* REQUIRED WORK *
Write out each line in which the string "name" is present.

* RECORDS TO USE *

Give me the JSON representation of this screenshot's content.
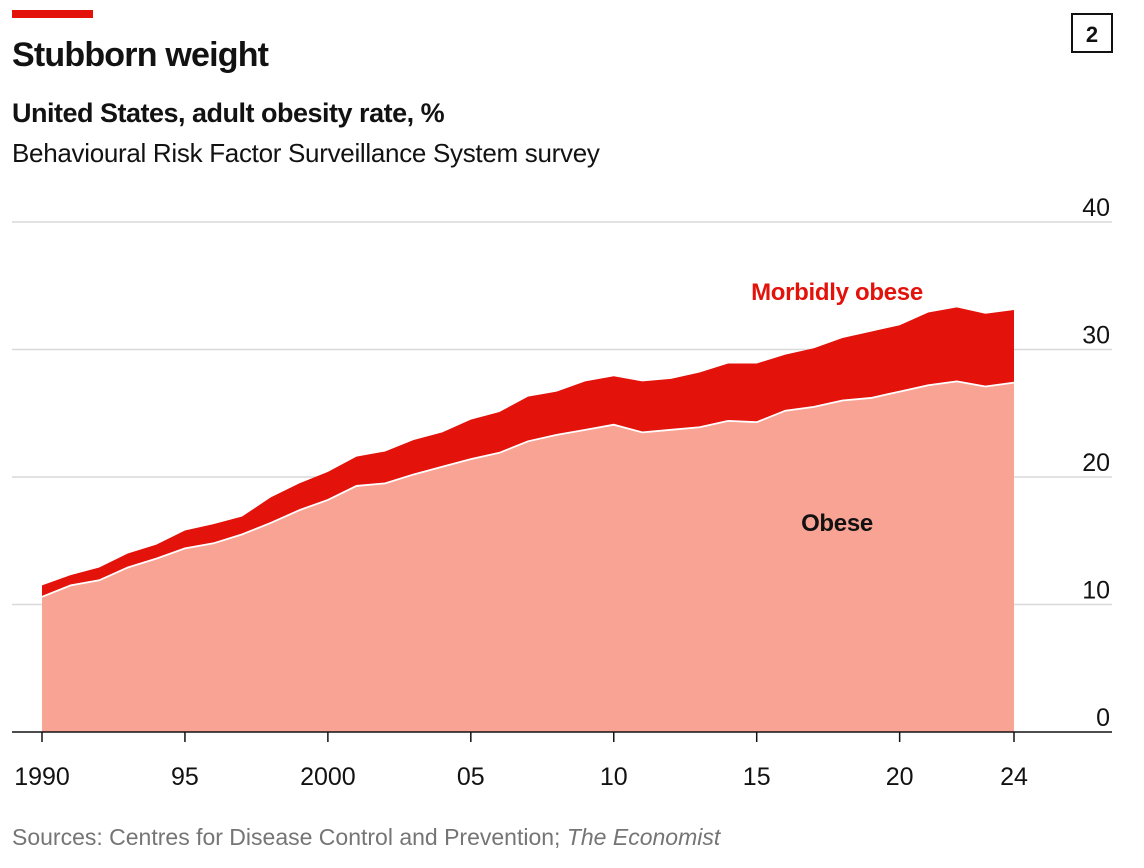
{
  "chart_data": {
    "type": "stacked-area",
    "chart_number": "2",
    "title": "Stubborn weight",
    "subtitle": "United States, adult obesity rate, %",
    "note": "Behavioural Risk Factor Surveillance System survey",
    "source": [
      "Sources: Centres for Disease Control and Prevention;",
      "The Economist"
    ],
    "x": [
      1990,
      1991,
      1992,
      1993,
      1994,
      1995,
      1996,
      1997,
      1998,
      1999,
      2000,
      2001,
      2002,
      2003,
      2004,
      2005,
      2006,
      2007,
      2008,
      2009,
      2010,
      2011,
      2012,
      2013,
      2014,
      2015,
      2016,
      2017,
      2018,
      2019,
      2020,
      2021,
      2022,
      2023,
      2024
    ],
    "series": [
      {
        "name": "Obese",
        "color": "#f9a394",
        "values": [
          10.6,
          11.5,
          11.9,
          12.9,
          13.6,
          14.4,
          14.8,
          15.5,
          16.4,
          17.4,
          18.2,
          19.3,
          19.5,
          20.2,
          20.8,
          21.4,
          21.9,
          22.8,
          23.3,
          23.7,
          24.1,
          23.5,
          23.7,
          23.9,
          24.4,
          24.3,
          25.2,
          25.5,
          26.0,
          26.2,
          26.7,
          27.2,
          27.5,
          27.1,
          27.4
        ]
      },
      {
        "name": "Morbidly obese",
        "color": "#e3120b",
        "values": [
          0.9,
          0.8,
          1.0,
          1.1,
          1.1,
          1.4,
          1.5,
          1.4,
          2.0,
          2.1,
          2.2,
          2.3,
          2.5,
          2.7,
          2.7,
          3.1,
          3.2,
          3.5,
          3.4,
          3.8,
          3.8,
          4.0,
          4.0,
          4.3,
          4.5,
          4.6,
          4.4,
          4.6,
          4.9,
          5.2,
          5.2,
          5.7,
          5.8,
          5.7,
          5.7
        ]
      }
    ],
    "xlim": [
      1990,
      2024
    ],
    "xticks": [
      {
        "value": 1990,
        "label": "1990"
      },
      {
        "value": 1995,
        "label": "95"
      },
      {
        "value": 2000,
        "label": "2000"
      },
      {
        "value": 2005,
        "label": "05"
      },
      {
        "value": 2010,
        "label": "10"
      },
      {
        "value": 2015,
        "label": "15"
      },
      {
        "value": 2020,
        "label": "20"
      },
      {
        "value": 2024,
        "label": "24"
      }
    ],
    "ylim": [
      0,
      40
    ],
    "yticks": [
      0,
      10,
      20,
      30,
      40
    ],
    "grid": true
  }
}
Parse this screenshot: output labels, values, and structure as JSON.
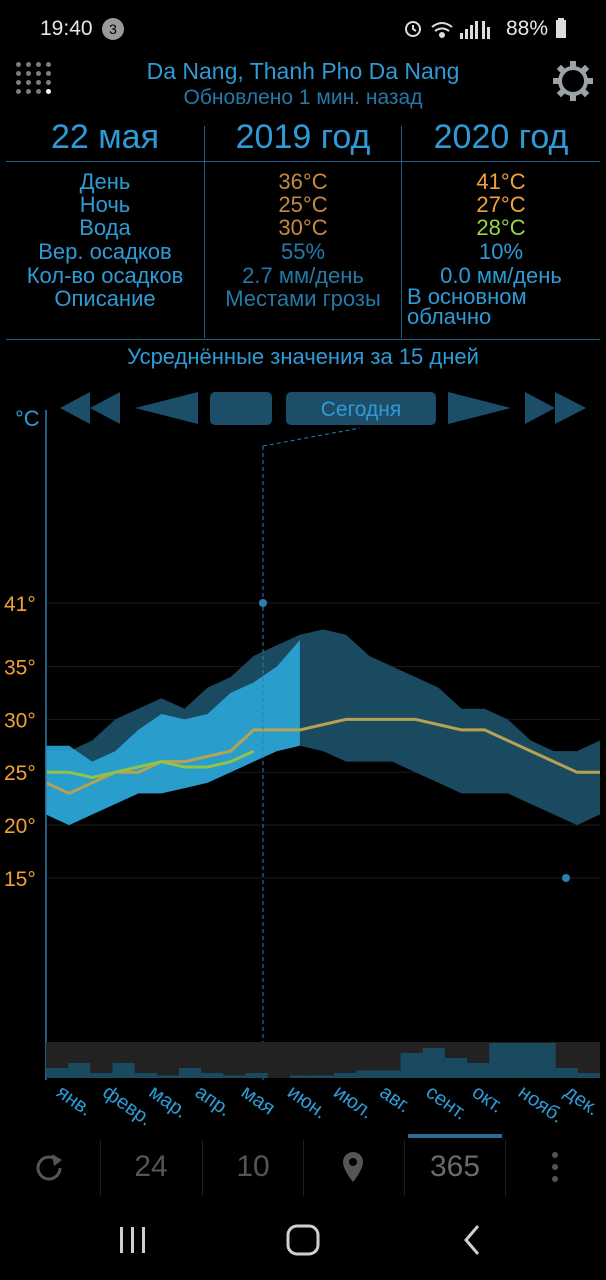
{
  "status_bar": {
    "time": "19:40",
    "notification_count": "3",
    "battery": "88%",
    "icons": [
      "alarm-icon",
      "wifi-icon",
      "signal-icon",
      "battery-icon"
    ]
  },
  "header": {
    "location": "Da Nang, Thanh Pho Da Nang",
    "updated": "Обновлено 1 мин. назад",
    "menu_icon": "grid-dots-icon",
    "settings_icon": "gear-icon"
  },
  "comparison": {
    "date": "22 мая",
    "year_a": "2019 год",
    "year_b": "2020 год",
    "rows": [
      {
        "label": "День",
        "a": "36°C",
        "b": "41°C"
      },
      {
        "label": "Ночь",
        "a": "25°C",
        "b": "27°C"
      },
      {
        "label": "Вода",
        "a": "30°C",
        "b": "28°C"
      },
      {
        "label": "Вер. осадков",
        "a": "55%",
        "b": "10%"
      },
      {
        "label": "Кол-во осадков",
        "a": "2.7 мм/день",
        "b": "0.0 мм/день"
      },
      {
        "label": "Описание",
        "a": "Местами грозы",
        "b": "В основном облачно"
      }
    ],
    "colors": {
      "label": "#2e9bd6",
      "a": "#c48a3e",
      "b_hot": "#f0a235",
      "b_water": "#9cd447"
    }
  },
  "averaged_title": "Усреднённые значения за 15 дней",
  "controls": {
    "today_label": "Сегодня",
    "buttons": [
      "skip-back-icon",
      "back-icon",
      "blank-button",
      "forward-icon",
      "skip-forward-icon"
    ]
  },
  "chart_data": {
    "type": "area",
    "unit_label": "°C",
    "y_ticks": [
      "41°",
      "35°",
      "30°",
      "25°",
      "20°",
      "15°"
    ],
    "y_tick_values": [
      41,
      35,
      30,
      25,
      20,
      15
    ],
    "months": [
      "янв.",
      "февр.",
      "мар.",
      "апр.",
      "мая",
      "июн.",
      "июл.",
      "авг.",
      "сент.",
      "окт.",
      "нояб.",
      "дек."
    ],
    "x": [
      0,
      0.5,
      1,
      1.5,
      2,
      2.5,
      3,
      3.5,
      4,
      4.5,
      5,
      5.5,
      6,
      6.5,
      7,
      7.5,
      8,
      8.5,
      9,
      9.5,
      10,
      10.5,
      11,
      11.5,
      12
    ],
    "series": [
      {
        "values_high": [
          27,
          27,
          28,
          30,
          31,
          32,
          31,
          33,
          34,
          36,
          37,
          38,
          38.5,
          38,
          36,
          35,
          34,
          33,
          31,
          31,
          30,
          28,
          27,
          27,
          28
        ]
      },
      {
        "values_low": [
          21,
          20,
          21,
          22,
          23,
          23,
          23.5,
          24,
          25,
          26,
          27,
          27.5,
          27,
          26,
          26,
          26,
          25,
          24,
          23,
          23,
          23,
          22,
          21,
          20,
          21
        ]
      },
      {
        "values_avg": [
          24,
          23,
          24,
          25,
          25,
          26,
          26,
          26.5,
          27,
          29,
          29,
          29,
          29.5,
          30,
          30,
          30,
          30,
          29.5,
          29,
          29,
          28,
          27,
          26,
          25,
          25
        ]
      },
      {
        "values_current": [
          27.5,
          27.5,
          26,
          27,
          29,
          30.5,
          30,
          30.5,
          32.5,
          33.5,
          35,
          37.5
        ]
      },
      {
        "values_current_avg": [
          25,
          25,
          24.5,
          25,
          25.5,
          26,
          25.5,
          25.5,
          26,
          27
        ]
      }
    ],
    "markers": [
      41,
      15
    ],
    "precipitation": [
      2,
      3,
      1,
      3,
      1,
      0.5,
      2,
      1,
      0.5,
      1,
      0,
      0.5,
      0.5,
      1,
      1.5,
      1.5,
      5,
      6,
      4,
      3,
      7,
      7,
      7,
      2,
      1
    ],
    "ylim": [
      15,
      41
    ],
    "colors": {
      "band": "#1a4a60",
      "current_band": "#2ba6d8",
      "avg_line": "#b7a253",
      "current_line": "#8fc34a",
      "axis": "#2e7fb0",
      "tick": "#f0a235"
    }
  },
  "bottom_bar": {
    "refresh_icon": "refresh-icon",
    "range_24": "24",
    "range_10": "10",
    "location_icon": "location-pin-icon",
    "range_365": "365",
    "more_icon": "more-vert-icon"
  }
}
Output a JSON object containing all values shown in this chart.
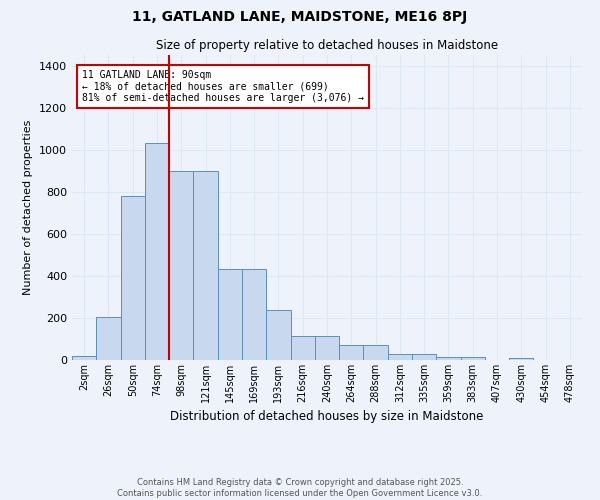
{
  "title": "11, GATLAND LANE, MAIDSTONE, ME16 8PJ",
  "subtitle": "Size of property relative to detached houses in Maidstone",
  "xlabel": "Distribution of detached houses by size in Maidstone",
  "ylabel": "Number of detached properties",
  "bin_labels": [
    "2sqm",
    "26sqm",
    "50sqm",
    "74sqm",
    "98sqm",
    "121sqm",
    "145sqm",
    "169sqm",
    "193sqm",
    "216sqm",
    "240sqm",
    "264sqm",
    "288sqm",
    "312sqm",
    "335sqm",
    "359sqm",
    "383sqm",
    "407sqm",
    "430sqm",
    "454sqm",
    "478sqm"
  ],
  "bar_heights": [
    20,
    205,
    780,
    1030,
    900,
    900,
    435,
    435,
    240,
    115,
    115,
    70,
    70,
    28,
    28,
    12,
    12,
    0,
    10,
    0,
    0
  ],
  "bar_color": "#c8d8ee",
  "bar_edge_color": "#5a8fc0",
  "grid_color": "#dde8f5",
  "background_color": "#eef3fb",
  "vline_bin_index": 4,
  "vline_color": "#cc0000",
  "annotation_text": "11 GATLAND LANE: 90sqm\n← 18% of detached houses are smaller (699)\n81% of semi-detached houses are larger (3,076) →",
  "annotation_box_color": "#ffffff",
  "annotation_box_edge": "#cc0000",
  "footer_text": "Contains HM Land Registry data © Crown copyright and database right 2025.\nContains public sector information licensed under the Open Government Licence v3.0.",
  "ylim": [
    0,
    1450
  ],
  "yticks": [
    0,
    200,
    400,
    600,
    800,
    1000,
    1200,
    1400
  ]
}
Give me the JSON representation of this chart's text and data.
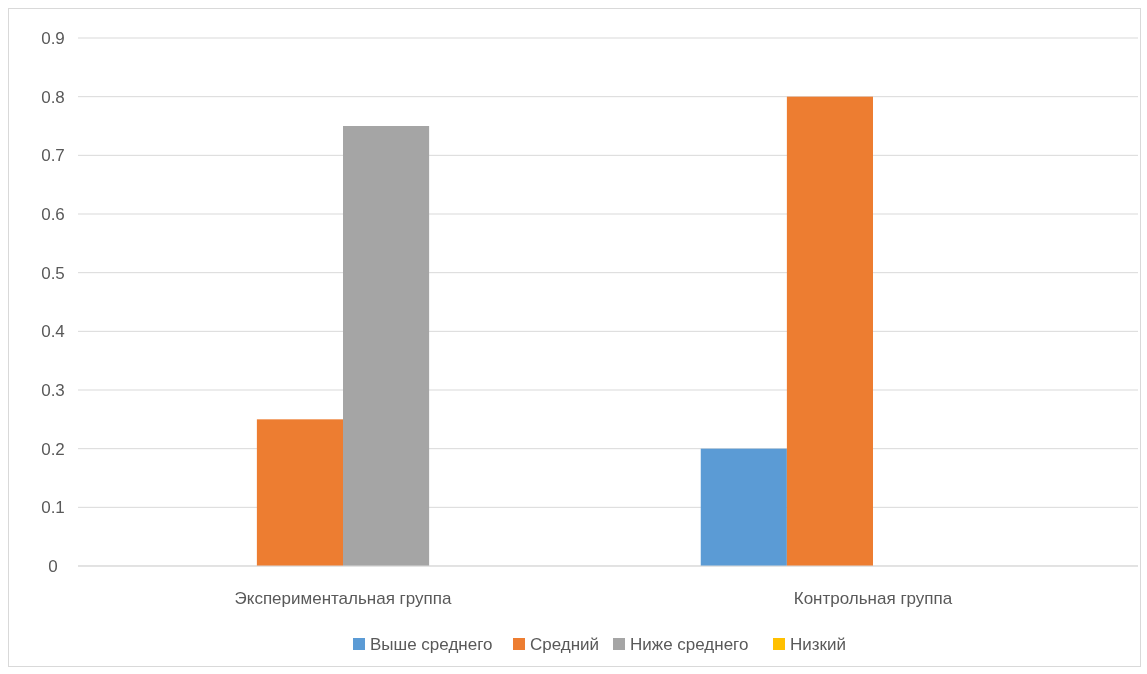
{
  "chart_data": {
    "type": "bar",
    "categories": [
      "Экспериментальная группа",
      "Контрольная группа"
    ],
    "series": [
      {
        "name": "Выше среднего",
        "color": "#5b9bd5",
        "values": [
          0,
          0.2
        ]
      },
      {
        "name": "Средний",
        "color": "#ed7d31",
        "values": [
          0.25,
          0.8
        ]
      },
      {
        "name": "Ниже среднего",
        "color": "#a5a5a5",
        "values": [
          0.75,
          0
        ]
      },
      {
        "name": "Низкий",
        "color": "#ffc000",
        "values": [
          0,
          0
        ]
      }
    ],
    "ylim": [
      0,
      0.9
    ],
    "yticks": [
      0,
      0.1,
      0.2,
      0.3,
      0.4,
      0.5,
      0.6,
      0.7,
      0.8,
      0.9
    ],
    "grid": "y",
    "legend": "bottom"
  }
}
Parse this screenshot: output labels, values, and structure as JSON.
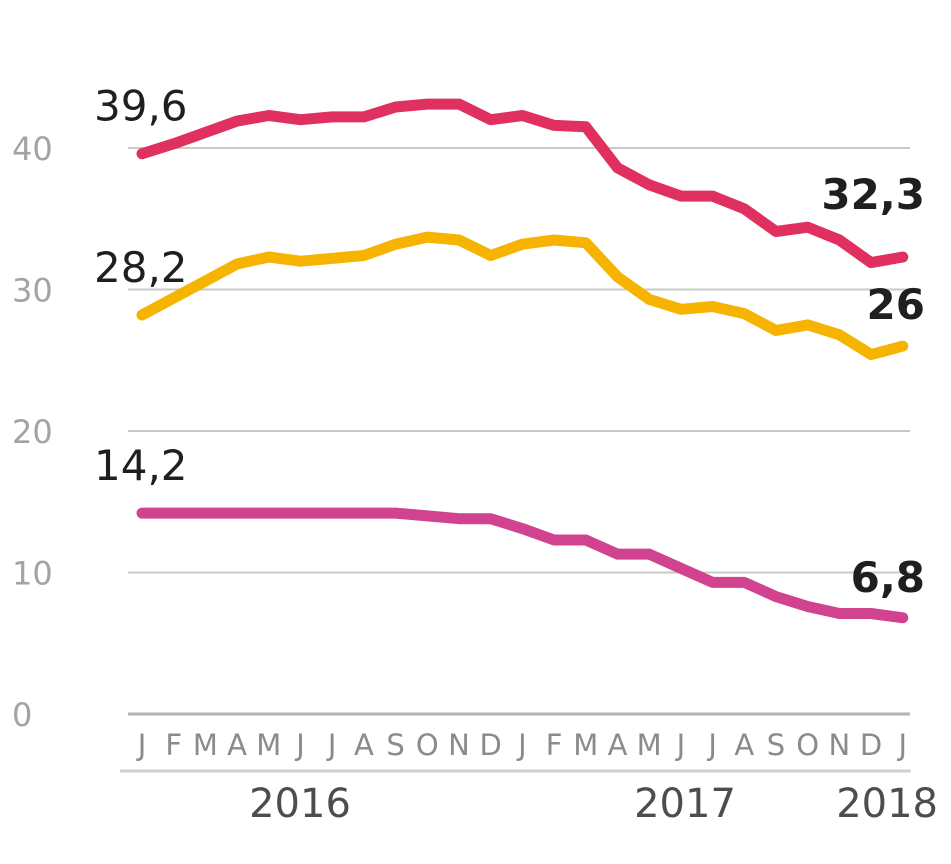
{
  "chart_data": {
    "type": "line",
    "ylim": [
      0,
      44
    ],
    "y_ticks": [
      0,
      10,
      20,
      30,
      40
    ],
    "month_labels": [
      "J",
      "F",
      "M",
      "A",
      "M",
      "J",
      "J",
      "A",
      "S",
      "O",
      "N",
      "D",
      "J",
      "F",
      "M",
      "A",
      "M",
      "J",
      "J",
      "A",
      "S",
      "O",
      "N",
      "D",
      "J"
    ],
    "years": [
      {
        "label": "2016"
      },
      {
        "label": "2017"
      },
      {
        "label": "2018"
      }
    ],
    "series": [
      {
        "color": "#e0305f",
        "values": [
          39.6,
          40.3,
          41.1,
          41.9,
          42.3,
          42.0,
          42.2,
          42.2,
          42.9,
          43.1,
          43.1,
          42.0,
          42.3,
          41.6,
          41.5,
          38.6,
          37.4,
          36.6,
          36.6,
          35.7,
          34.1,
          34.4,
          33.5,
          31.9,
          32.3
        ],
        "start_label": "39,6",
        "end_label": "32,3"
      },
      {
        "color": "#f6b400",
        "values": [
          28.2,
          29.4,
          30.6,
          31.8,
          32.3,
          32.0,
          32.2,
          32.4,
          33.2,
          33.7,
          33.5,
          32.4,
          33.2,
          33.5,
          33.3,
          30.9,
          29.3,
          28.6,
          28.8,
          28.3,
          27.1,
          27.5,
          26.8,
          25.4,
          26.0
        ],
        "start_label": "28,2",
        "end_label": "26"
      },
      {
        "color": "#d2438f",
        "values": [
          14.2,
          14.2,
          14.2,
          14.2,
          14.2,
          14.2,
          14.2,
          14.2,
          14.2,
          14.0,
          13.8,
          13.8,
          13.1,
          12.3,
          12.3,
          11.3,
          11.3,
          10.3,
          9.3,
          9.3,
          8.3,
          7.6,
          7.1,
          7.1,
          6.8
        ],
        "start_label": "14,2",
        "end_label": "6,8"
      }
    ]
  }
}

* COMPLETE RESPONSE *
        "name": "Obese",
        "name": "Morbidly obese",
        "name": "Выше среднего",
        "name": "Средний",
        "name": "Ниже среднего",
        "name": "Низкий",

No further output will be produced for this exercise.